Written exercise: Copy out each line that mentions the word "time".

Exercise input:
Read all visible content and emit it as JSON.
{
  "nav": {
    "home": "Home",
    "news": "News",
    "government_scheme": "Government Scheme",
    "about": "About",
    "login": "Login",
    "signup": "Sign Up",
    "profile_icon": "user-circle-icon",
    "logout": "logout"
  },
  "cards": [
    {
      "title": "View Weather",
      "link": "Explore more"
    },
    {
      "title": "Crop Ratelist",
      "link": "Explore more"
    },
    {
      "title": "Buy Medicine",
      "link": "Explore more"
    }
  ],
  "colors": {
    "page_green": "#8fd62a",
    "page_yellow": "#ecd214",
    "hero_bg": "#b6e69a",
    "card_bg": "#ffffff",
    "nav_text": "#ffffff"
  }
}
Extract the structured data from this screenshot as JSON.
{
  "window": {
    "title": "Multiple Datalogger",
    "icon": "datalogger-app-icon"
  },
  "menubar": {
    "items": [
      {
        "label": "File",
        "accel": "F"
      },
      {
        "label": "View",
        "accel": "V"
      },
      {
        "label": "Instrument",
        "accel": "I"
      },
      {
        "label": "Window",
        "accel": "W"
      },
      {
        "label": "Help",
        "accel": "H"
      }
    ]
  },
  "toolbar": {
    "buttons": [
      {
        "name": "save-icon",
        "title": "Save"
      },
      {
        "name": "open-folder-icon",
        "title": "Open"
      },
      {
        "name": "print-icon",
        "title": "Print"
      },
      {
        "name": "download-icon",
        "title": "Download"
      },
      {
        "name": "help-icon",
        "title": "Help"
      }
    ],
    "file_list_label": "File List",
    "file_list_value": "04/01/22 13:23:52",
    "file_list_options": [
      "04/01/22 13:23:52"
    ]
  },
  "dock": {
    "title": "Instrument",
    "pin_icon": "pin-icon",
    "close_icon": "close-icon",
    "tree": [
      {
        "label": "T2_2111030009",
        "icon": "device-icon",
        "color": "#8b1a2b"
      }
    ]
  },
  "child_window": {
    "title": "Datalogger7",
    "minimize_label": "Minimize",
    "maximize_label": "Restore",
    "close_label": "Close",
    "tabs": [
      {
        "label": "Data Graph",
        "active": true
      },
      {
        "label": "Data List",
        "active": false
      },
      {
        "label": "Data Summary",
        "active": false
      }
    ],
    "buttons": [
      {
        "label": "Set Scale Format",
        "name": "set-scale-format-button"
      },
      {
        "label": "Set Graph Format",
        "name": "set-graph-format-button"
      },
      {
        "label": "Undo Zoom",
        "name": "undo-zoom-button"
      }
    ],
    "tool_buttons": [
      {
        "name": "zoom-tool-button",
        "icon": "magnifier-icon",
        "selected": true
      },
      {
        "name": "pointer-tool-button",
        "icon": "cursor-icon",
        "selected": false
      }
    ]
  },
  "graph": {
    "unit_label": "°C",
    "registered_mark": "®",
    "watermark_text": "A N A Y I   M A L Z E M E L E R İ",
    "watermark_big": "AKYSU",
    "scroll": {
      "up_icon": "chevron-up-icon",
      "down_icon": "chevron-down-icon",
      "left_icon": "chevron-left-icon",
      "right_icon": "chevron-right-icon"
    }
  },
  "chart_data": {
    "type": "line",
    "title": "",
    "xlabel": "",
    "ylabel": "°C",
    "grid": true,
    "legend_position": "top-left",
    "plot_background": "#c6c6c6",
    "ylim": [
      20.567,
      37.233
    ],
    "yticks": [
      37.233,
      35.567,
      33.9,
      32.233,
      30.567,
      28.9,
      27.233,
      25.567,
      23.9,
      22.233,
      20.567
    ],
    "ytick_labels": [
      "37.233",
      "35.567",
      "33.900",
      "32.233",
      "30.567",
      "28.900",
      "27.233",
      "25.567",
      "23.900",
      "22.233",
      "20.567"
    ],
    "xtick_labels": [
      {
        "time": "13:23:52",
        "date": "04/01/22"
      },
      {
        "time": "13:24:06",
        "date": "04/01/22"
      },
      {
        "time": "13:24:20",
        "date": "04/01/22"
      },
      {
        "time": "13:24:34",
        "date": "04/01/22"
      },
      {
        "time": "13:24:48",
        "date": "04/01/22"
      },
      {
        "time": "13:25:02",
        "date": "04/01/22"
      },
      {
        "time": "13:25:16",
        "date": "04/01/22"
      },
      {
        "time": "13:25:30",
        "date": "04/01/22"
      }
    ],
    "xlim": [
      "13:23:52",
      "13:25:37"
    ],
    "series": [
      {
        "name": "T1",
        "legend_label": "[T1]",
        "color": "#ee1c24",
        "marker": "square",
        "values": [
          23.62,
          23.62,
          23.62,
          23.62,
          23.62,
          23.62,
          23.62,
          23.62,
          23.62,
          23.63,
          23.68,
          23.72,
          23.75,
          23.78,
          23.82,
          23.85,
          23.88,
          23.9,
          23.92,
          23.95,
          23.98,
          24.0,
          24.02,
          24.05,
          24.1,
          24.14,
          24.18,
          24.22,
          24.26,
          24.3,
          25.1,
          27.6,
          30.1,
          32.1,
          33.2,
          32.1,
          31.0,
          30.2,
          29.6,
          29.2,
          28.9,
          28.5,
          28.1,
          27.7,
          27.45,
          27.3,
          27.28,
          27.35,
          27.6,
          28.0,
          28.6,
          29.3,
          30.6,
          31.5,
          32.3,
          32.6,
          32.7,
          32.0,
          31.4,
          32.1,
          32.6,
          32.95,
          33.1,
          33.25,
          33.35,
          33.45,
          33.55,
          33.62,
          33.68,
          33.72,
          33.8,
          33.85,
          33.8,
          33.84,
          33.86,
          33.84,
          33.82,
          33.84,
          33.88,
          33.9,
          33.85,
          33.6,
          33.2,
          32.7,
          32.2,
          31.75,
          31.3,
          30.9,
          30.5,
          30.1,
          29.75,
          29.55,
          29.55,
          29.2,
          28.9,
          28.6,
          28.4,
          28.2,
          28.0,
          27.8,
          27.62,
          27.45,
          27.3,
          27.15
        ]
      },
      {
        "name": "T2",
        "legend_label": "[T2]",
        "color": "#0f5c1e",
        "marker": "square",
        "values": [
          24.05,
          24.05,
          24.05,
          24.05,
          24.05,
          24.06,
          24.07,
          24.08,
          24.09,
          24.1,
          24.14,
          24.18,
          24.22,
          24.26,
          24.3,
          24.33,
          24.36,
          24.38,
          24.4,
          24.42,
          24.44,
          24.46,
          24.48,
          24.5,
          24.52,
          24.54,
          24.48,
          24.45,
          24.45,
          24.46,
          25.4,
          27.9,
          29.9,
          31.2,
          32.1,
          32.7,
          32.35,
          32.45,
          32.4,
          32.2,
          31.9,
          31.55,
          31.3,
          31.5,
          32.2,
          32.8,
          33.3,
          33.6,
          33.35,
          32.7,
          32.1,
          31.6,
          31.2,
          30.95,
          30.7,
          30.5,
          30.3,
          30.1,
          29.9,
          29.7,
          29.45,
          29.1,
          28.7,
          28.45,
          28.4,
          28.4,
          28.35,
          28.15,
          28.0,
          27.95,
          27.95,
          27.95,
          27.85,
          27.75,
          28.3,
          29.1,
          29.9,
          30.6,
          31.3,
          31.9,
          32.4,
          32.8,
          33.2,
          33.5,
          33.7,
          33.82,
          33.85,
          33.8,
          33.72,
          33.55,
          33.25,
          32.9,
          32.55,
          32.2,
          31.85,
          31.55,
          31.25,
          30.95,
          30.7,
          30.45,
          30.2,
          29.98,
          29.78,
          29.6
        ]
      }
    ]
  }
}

Answer to the task:
        "time": "13:23:52",
        "time": "13:24:06",
        "time": "13:24:20",
        "time": "13:24:34",
        "time": "13:24:48",
        "time": "13:25:02",
        "time": "13:25:16",
        "time": "13:25:30",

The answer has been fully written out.